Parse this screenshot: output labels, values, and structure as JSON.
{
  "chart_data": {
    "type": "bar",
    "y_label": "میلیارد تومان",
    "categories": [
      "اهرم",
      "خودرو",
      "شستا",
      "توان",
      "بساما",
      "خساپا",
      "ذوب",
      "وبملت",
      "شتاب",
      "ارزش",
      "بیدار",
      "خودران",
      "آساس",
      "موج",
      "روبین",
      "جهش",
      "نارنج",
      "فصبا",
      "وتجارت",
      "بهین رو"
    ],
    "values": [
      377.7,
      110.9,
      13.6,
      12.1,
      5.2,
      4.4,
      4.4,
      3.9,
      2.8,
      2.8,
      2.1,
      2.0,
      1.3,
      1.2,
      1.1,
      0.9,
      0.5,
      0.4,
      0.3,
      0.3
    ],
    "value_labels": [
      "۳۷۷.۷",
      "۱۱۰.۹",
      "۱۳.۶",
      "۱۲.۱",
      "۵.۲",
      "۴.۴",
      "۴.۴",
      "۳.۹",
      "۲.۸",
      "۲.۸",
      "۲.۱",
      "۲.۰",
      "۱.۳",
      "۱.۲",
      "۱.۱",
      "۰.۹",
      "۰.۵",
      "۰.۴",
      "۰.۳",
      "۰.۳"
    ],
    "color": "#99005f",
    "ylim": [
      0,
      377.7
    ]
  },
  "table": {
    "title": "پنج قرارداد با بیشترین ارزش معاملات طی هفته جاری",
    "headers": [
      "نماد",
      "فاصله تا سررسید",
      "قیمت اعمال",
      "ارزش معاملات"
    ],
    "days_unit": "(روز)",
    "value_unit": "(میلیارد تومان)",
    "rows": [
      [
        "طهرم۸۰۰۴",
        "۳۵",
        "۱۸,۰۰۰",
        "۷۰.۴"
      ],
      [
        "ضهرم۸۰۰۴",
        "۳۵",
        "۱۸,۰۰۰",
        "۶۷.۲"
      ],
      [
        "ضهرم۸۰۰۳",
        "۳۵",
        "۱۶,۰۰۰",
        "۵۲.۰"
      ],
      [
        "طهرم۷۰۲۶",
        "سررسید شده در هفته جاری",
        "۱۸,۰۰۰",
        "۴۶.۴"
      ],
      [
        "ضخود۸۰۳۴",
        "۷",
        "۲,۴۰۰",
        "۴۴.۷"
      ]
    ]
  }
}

= = = =

WHAT IS BEING ASKED> Copy out each line exactly as written.

RESULT>
Parse this screenshot: output labels, values, and structure as JSON.
{
  "chart_data": {
    "type": "bar",
    "y_label": "میلیارد تومان",
    "categories": [
      "اهرم",
      "خودرو",
      "شستا",
      "توان",
      "بساما",
      "خساپا",
      "ذوب",
      "وبملت",
      "شتاب",
      "ارزش",
      "بیدار",
      "خودران",
      "آساس",
      "موج",
      "روبین",
      "جهش",
      "نارنج",
      "فصبا",
      "وتجارت",
      "بهین رو"
    ],
    "values": [
      377.7,
      110.9,
      13.6,
      12.1,
      5.2,
      4.4,
      4.4,
      3.9,
      2.8,
      2.8,
      2.1,
      2.0,
      1.3,
      1.2,
      1.1,
      0.9,
      0.5,
      0.4,
      0.3,
      0.3
    ],
    "value_labels": [
      "۳۷۷.۷",
      "۱۱۰.۹",
      "۱۳.۶",
      "۱۲.۱",
      "۵.۲",
      "۴.۴",
      "۴.۴",
      "۳.۹",
      "۲.۸",
      "۲.۸",
      "۲.۱",
      "۲.۰",
      "۱.۳",
      "۱.۲",
      "۱.۱",
      "۰.۹",
      "۰.۵",
      "۰.۴",
      "۰.۳",
      "۰.۳"
    ],
    "color": "#99005f",
    "ylim": [
      0,
      377.7
    ]
  },
  "table": {
    "title": "پنج قرارداد با بیشترین ارزش معاملات طی هفته جاری",
    "headers": [
      "نماد",
      "فاصله تا سررسید",
      "قیمت اعمال",
      "ارزش معاملات"
    ],
    "days_unit": "(روز)",
    "value_unit": "(میلیارد تومان)",
    "rows": [
      [
        "طهرم۸۰۰۴",
        "۳۵",
        "۱۸,۰۰۰",
        "۷۰.۴"
      ],
      [
        "ضهرم۸۰۰۴",
        "۳۵",
        "۱۸,۰۰۰",
        "۶۷.۲"
      ],
      [
        "ضهرم۸۰۰۳",
        "۳۵",
        "۱۶,۰۰۰",
        "۵۲.۰"
      ],
      [
        "طهرم۷۰۲۶",
        "سررسید شده در هفته جاری",
        "۱۸,۰۰۰",
        "۴۶.۴"
      ],
      [
        "ضخود۸۰۳۴",
        "۷",
        "۲,۴۰۰",
        "۴۴.۷"
      ]
    ]
  }
}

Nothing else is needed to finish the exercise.